[START Data in this exercise]

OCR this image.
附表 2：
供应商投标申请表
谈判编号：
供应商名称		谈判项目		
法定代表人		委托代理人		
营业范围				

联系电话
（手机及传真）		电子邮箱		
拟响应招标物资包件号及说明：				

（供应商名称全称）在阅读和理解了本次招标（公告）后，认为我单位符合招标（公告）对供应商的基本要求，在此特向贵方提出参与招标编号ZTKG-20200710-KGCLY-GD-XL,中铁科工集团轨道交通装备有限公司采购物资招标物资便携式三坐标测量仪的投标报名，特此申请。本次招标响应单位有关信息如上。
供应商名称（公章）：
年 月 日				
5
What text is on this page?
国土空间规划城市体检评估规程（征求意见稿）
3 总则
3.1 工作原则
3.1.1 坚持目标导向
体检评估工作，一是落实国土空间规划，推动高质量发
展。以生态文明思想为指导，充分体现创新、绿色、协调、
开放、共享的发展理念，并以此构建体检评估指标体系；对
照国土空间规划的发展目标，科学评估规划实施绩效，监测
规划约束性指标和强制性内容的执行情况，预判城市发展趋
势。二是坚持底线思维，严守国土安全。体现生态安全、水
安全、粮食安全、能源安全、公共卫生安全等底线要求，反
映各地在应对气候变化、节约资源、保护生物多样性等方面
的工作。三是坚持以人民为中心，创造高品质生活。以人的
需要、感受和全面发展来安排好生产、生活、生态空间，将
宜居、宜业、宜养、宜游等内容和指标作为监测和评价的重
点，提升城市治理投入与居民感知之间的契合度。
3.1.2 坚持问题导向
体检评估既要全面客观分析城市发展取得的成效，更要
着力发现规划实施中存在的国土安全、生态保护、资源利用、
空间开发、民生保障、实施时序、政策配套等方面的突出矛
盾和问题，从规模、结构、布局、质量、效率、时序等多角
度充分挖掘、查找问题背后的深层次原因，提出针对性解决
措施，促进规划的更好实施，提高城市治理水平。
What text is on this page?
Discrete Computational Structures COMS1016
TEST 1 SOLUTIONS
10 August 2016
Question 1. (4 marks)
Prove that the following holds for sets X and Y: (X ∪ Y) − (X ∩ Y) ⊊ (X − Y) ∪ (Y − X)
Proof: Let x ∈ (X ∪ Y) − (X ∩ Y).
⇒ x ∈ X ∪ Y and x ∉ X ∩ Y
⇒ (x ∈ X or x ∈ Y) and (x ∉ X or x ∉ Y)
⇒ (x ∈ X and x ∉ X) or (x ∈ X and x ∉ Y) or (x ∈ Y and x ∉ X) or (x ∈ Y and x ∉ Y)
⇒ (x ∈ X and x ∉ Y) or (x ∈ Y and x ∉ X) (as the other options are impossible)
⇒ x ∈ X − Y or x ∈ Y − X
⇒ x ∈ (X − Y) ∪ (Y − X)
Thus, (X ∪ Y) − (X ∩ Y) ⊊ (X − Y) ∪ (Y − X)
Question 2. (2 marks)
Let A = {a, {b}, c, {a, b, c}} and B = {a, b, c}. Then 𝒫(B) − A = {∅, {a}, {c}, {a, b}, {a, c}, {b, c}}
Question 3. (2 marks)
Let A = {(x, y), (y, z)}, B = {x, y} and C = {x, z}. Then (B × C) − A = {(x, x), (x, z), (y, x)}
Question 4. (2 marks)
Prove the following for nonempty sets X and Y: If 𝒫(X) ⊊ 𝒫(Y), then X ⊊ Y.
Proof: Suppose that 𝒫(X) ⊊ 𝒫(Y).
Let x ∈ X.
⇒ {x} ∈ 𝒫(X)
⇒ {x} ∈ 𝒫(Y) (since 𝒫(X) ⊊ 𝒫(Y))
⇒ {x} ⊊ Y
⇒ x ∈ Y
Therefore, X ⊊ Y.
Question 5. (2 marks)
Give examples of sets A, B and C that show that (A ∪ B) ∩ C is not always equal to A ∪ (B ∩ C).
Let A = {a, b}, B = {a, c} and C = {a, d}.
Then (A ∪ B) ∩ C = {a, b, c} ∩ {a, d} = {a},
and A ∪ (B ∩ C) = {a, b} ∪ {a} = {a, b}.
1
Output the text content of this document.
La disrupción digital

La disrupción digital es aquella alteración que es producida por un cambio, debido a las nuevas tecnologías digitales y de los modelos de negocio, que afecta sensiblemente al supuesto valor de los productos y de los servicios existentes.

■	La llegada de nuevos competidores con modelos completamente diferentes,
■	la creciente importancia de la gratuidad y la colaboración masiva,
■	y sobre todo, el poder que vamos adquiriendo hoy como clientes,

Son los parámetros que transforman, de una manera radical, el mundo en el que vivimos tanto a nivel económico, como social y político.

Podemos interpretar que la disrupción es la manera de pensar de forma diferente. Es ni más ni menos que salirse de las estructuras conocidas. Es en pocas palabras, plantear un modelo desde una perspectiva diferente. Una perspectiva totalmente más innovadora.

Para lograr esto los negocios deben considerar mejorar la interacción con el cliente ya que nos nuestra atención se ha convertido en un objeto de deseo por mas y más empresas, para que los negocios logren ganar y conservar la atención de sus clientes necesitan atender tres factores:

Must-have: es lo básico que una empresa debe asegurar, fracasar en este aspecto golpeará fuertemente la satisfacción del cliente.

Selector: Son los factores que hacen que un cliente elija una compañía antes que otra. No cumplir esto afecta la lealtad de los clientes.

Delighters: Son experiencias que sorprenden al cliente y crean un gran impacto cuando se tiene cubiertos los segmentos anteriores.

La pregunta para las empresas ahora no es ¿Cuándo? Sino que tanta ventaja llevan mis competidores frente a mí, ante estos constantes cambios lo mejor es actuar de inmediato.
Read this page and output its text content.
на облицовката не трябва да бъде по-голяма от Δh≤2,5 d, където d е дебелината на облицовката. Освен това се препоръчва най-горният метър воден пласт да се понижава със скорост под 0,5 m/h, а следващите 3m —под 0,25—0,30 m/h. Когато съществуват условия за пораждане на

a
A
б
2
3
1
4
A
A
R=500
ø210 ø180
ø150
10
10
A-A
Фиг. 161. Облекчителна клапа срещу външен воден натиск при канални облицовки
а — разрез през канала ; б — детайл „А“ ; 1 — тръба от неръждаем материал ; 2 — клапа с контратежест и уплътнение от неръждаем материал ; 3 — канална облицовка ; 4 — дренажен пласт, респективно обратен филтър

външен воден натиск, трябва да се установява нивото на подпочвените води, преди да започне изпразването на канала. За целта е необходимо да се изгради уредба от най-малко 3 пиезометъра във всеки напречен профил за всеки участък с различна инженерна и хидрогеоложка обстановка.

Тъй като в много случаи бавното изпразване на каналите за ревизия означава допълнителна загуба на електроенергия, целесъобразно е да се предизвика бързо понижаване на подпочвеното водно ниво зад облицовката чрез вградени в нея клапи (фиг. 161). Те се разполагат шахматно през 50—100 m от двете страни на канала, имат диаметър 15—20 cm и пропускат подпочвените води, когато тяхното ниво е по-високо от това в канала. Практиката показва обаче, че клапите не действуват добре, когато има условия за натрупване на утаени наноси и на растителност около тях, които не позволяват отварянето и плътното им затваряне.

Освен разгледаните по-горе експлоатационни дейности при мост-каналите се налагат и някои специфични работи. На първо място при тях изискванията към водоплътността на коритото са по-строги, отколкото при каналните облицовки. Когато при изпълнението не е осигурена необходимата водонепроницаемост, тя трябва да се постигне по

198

[END Data in this exercise]

[Task instructions]
Every record above should be copied exactly.

[Problem solution]
OCR this image.
附表 2：
供应商投标申请表
谈判编号：
供应商名称		谈判项目		
法定代表人		委托代理人		
营业范围				

联系电话
（手机及传真）		电子邮箱		
拟响应招标物资包件号及说明：				

（供应商名称全称）在阅读和理解了本次招标（公告）后，认为我单位符合招标（公告）对供应商的基本要求，在此特向贵方提出参与招标编号ZTKG-20200710-KGCLY-GD-XL,中铁科工集团轨道交通装备有限公司采购物资招标物资便携式三坐标测量仪的投标报名，特此申请。本次招标响应单位有关信息如上。
供应商名称（公章）：
年 月 日				
5
What text is on this page?
国土空间规划城市体检评估规程（征求意见稿）
3 总则
3.1 工作原则
3.1.1 坚持目标导向
体检评估工作，一是落实国土空间规划，推动高质量发
展。以生态文明思想为指导，充分体现创新、绿色、协调、
开放、共享的发展理念，并以此构建体检评估指标体系；对
照国土空间规划的发展目标，科学评估规划实施绩效，监测
规划约束性指标和强制性内容的执行情况，预判城市发展趋
势。二是坚持底线思维，严守国土安全。体现生态安全、水
安全、粮食安全、能源安全、公共卫生安全等底线要求，反
映各地在应对气候变化、节约资源、保护生物多样性等方面
的工作。三是坚持以人民为中心，创造高品质生活。以人的
需要、感受和全面发展来安排好生产、生活、生态空间，将
宜居、宜业、宜养、宜游等内容和指标作为监测和评价的重
点，提升城市治理投入与居民感知之间的契合度。
3.1.2 坚持问题导向
体检评估既要全面客观分析城市发展取得的成效，更要
着力发现规划实施中存在的国土安全、生态保护、资源利用、
空间开发、民生保障、实施时序、政策配套等方面的突出矛
盾和问题，从规模、结构、布局、质量、效率、时序等多角
度充分挖掘、查找问题背后的深层次原因，提出针对性解决
措施，促进规划的更好实施，提高城市治理水平。
What text is on this page?
Discrete Computational Structures COMS1016
TEST 1 SOLUTIONS
10 August 2016
Question 1. (4 marks)
Prove that the following holds for sets X and Y: (X ∪ Y) − (X ∩ Y) ⊊ (X − Y) ∪ (Y − X)
Proof: Let x ∈ (X ∪ Y) − (X ∩ Y).
⇒ x ∈ X ∪ Y and x ∉ X ∩ Y
⇒ (x ∈ X or x ∈ Y) and (x ∉ X or x ∉ Y)
⇒ (x ∈ X and x ∉ X) or (x ∈ X and x ∉ Y) or (x ∈ Y and x ∉ X) or (x ∈ Y and x ∉ Y)
⇒ (x ∈ X and x ∉ Y) or (x ∈ Y and x ∉ X) (as the other options are impossible)
⇒ x ∈ X − Y or x ∈ Y − X
⇒ x ∈ (X − Y) ∪ (Y − X)
Thus, (X ∪ Y) − (X ∩ Y) ⊊ (X − Y) ∪ (Y − X)
Question 2. (2 marks)
Let A = {a, {b}, c, {a, b, c}} and B = {a, b, c}. Then 𝒫(B) − A = {∅, {a}, {c}, {a, b}, {a, c}, {b, c}}
Question 3. (2 marks)
Let A = {(x, y), (y, z)}, B = {x, y} and C = {x, z}. Then (B × C) − A = {(x, x), (x, z), (y, x)}
Question 4. (2 marks)
Prove the following for nonempty sets X and Y: If 𝒫(X) ⊊ 𝒫(Y), then X ⊊ Y.
Proof: Suppose that 𝒫(X) ⊊ 𝒫(Y).
Let x ∈ X.
⇒ {x} ∈ 𝒫(X)
⇒ {x} ∈ 𝒫(Y) (since 𝒫(X) ⊊ 𝒫(Y))
⇒ {x} ⊊ Y
⇒ x ∈ Y
Therefore, X ⊊ Y.
Question 5. (2 marks)
Give examples of sets A, B and C that show that (A ∪ B) ∩ C is not always equal to A ∪ (B ∩ C).
Let A = {a, b}, B = {a, c} and C = {a, d}.
Then (A ∪ B) ∩ C = {a, b, c} ∩ {a, d} = {a},
and A ∪ (B ∩ C) = {a, b} ∪ {a} = {a, b}.
1
Output the text content of this document.
La disrupción digital

La disrupción digital es aquella alteración que es producida por un cambio, debido a las nuevas tecnologías digitales y de los modelos de negocio, que afecta sensiblemente al supuesto valor de los productos y de los servicios existentes.

■	La llegada de nuevos competidores con modelos completamente diferentes,
■	la creciente importancia de la gratuidad y la colaboración masiva,
■	y sobre todo, el poder que vamos adquiriendo hoy como clientes,

Son los parámetros que transforman, de una manera radical, el mundo en el que vivimos tanto a nivel económico, como social y político.

Podemos interpretar que la disrupción es la manera de pensar de forma diferente. Es ni más ni menos que salirse de las estructuras conocidas. Es en pocas palabras, plantear un modelo desde una perspectiva diferente. Una perspectiva totalmente más innovadora.

Para lograr esto los negocios deben considerar mejorar la interacción con el cliente ya que nos nuestra atención se ha convertido en un objeto de deseo por mas y más empresas, para que los negocios logren ganar y conservar la atención de sus clientes necesitan atender tres factores:

Must-have: es lo básico que una empresa debe asegurar, fracasar en este aspecto golpeará fuertemente la satisfacción del cliente.

Selector: Son los factores que hacen que un cliente elija una compañía antes que otra. No cumplir esto afecta la lealtad de los clientes.

Delighters: Son experiencias que sorprenden al cliente y crean un gran impacto cuando se tiene cubiertos los segmentos anteriores.

La pregunta para las empresas ahora no es ¿Cuándo? Sino que tanta ventaja llevan mis competidores frente a mí, ante estos constantes cambios lo mejor es actuar de inmediato.
Read this page and output its text content.
на облицовката не трябва да бъде по-голяма от Δh≤2,5 d, където d е дебелината на облицовката. Освен това се препоръчва най-горният метър воден пласт да се понижава със скорост под 0,5 m/h, а следващите 3m —под 0,25—0,30 m/h. Когато съществуват условия за пораждане на

a
A
б
2
3
1
4
A
A
R=500
ø210 ø180
ø150
10
10
A-A
Фиг. 161. Облекчителна клапа срещу външен воден натиск при канални облицовки
а — разрез през канала ; б — детайл „А“ ; 1 — тръба от неръждаем материал ; 2 — клапа с контратежест и уплътнение от неръждаем материал ; 3 — канална облицовка ; 4 — дренажен пласт, респективно обратен филтър

външен воден натиск, трябва да се установява нивото на подпочвените води, преди да започне изпразването на канала. За целта е необходимо да се изгради уредба от най-малко 3 пиезометъра във всеки напречен профил за всеки участък с различна инженерна и хидрогеоложка обстановка.

Тъй като в много случаи бавното изпразване на каналите за ревизия означава допълнителна загуба на електроенергия, целесъобразно е да се предизвика бързо понижаване на подпочвеното водно ниво зад облицовката чрез вградени в нея клапи (фиг. 161). Те се разполагат шахматно през 50—100 m от двете страни на канала, имат диаметър 15—20 cm и пропускат подпочвените води, когато тяхното ниво е по-високо от това в канала. Практиката показва обаче, че клапите не действуват добре, когато има условия за натрупване на утаени наноси и на растителност около тях, които не позволяват отварянето и плътното им затваряне.

Освен разгледаните по-горе експлоатационни дейности при мост-каналите се налагат и някои специфични работи. На първо място при тях изискванията към водоплътността на коритото са по-строги, отколкото при каналните облицовки. Когато при изпълнението не е осигурена необходимата водонепроницаемост, тя трябва да се постигне по

198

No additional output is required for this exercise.